**Problem:** Retype everything in the listing, leaving each line exactly as it is.

**Data for the task:**
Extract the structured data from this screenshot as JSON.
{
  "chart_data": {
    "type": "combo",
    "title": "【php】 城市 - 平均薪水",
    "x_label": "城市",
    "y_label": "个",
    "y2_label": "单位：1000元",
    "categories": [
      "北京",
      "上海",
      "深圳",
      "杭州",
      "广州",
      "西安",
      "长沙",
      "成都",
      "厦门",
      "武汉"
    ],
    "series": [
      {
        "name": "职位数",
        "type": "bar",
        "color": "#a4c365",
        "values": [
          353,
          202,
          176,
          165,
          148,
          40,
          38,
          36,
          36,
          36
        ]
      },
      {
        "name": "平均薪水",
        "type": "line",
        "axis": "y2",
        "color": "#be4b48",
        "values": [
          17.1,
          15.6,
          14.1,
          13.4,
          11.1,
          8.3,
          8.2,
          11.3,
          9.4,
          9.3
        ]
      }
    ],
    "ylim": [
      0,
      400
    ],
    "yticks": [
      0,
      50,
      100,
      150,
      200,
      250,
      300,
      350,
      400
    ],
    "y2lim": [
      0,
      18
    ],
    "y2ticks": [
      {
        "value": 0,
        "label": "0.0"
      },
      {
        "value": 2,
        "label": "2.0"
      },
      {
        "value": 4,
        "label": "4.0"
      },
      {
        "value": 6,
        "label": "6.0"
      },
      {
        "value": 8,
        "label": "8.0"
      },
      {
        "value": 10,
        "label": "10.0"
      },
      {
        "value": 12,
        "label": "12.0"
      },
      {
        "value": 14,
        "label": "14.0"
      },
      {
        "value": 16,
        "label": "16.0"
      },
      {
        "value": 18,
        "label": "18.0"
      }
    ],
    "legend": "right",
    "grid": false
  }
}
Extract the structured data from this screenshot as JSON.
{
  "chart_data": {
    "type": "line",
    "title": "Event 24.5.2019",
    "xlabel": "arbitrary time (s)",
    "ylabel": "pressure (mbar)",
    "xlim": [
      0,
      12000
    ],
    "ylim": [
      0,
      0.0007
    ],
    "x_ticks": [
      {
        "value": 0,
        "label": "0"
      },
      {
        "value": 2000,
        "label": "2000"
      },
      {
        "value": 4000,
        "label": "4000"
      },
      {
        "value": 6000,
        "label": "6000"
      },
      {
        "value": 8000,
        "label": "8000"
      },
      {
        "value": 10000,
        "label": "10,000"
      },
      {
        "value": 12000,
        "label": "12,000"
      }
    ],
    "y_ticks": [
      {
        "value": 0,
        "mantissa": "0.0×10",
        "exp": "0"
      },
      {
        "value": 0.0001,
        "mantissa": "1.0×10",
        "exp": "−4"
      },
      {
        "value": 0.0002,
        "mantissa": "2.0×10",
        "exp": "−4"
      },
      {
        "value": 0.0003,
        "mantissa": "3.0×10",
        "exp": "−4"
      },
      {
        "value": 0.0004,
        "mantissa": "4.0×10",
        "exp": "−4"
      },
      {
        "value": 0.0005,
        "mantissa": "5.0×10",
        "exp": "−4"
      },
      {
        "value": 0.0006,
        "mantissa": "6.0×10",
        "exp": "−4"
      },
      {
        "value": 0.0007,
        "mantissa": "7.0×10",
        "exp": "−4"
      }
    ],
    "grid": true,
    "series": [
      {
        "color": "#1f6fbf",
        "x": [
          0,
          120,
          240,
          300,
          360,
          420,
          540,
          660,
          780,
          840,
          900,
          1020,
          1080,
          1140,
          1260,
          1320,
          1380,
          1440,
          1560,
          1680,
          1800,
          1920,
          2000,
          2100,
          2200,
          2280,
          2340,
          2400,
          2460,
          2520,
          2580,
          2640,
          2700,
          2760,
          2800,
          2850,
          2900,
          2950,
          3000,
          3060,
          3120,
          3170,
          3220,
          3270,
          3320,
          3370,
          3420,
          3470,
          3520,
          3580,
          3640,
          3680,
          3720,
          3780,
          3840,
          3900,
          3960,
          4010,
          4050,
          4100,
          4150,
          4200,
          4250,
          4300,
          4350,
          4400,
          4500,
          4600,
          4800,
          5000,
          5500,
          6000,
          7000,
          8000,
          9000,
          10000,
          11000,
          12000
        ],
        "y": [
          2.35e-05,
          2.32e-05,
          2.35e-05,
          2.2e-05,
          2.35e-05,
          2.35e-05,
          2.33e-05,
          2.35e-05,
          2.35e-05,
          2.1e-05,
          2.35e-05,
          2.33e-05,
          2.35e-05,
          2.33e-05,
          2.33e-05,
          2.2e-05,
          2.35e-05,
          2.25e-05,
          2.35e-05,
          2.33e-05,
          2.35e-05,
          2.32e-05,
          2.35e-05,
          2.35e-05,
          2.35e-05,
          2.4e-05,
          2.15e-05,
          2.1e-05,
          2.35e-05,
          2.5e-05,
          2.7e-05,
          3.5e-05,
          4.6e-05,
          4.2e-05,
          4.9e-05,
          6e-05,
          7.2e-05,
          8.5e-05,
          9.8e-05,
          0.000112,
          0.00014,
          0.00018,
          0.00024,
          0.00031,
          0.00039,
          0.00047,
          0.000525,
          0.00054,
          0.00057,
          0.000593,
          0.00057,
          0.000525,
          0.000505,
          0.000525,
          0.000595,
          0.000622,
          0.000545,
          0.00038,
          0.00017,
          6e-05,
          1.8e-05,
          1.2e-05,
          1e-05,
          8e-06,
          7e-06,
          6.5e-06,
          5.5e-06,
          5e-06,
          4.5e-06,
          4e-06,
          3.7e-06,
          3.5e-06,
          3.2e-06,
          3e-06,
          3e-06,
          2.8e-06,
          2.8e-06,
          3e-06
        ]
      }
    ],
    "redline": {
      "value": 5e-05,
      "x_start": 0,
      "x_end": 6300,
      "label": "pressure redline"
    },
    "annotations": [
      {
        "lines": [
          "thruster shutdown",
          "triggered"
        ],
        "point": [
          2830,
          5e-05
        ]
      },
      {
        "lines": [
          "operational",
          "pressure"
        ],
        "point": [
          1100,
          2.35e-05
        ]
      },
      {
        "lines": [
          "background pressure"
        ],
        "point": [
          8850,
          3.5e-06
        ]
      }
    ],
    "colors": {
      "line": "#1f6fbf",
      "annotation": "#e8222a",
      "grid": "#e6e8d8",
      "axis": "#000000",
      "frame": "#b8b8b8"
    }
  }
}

**Solution to the exercise:**
Extract the structured data from this screenshot as JSON.
{
  "chart_data": {
    "type": "combo",
    "title": "【php】 城市 - 平均薪水",
    "x_label": "城市",
    "y_label": "个",
    "y2_label": "单位：1000元",
    "categories": [
      "北京",
      "上海",
      "深圳",
      "杭州",
      "广州",
      "西安",
      "长沙",
      "成都",
      "厦门",
      "武汉"
    ],
    "series": [
      {
        "name": "职位数",
        "type": "bar",
        "color": "#a4c365",
        "values": [
          353,
          202,
          176,
          165,
          148,
          40,
          38,
          36,
          36,
          36
        ]
      },
      {
        "name": "平均薪水",
        "type": "line",
        "axis": "y2",
        "color": "#be4b48",
        "values": [
          17.1,
          15.6,
          14.1,
          13.4,
          11.1,
          8.3,
          8.2,
          11.3,
          9.4,
          9.3
        ]
      }
    ],
    "ylim": [
      0,
      400
    ],
    "yticks": [
      0,
      50,
      100,
      150,
      200,
      250,
      300,
      350,
      400
    ],
    "y2lim": [
      0,
      18
    ],
    "y2ticks": [
      {
        "value": 0,
        "label": "0.0"
      },
      {
        "value": 2,
        "label": "2.0"
      },
      {
        "value": 4,
        "label": "4.0"
      },
      {
        "value": 6,
        "label": "6.0"
      },
      {
        "value": 8,
        "label": "8.0"
      },
      {
        "value": 10,
        "label": "10.0"
      },
      {
        "value": 12,
        "label": "12.0"
      },
      {
        "value": 14,
        "label": "14.0"
      },
      {
        "value": 16,
        "label": "16.0"
      },
      {
        "value": 18,
        "label": "18.0"
      }
    ],
    "legend": "right",
    "grid": false
  }
}
Extract the structured data from this screenshot as JSON.
{
  "chart_data": {
    "type": "line",
    "title": "Event 24.5.2019",
    "xlabel": "arbitrary time (s)",
    "ylabel": "pressure (mbar)",
    "xlim": [
      0,
      12000
    ],
    "ylim": [
      0,
      0.0007
    ],
    "x_ticks": [
      {
        "value": 0,
        "label": "0"
      },
      {
        "value": 2000,
        "label": "2000"
      },
      {
        "value": 4000,
        "label": "4000"
      },
      {
        "value": 6000,
        "label": "6000"
      },
      {
        "value": 8000,
        "label": "8000"
      },
      {
        "value": 10000,
        "label": "10,000"
      },
      {
        "value": 12000,
        "label": "12,000"
      }
    ],
    "y_ticks": [
      {
        "value": 0,
        "mantissa": "0.0×10",
        "exp": "0"
      },
      {
        "value": 0.0001,
        "mantissa": "1.0×10",
        "exp": "−4"
      },
      {
        "value": 0.0002,
        "mantissa": "2.0×10",
        "exp": "−4"
      },
      {
        "value": 0.0003,
        "mantissa": "3.0×10",
        "exp": "−4"
      },
      {
        "value": 0.0004,
        "mantissa": "4.0×10",
        "exp": "−4"
      },
      {
        "value": 0.0005,
        "mantissa": "5.0×10",
        "exp": "−4"
      },
      {
        "value": 0.0006,
        "mantissa": "6.0×10",
        "exp": "−4"
      },
      {
        "value": 0.0007,
        "mantissa": "7.0×10",
        "exp": "−4"
      }
    ],
    "grid": true,
    "series": [
      {
        "color": "#1f6fbf",
        "x": [
          0,
          120,
          240,
          300,
          360,
          420,
          540,
          660,
          780,
          840,
          900,
          1020,
          1080,
          1140,
          1260,
          1320,
          1380,
          1440,
          1560,
          1680,
          1800,
          1920,
          2000,
          2100,
          2200,
          2280,
          2340,
          2400,
          2460,
          2520,
          2580,
          2640,
          2700,
          2760,
          2800,
          2850,
          2900,
          2950,
          3000,
          3060,
          3120,
          3170,
          3220,
          3270,
          3320,
          3370,
          3420,
          3470,
          3520,
          3580,
          3640,
          3680,
          3720,
          3780,
          3840,
          3900,
          3960,
          4010,
          4050,
          4100,
          4150,
          4200,
          4250,
          4300,
          4350,
          4400,
          4500,
          4600,
          4800,
          5000,
          5500,
          6000,
          7000,
          8000,
          9000,
          10000,
          11000,
          12000
        ],
        "y": [
          2.35e-05,
          2.32e-05,
          2.35e-05,
          2.2e-05,
          2.35e-05,
          2.35e-05,
          2.33e-05,
          2.35e-05,
          2.35e-05,
          2.1e-05,
          2.35e-05,
          2.33e-05,
          2.35e-05,
          2.33e-05,
          2.33e-05,
          2.2e-05,
          2.35e-05,
          2.25e-05,
          2.35e-05,
          2.33e-05,
          2.35e-05,
          2.32e-05,
          2.35e-05,
          2.35e-05,
          2.35e-05,
          2.4e-05,
          2.15e-05,
          2.1e-05,
          2.35e-05,
          2.5e-05,
          2.7e-05,
          3.5e-05,
          4.6e-05,
          4.2e-05,
          4.9e-05,
          6e-05,
          7.2e-05,
          8.5e-05,
          9.8e-05,
          0.000112,
          0.00014,
          0.00018,
          0.00024,
          0.00031,
          0.00039,
          0.00047,
          0.000525,
          0.00054,
          0.00057,
          0.000593,
          0.00057,
          0.000525,
          0.000505,
          0.000525,
          0.000595,
          0.000622,
          0.000545,
          0.00038,
          0.00017,
          6e-05,
          1.8e-05,
          1.2e-05,
          1e-05,
          8e-06,
          7e-06,
          6.5e-06,
          5.5e-06,
          5e-06,
          4.5e-06,
          4e-06,
          3.7e-06,
          3.5e-06,
          3.2e-06,
          3e-06,
          3e-06,
          2.8e-06,
          2.8e-06,
          3e-06
        ]
      }
    ],
    "redline": {
      "value": 5e-05,
      "x_start": 0,
      "x_end": 6300,
      "label": "pressure redline"
    },
    "annotations": [
      {
        "lines": [
          "thruster shutdown",
          "triggered"
        ],
        "point": [
          2830,
          5e-05
        ]
      },
      {
        "lines": [
          "operational",
          "pressure"
        ],
        "point": [
          1100,
          2.35e-05
        ]
      },
      {
        "lines": [
          "background pressure"
        ],
        "point": [
          8850,
          3.5e-06
        ]
      }
    ],
    "colors": {
      "line": "#1f6fbf",
      "annotation": "#e8222a",
      "grid": "#e6e8d8",
      "axis": "#000000",
      "frame": "#b8b8b8"
    }
  }
}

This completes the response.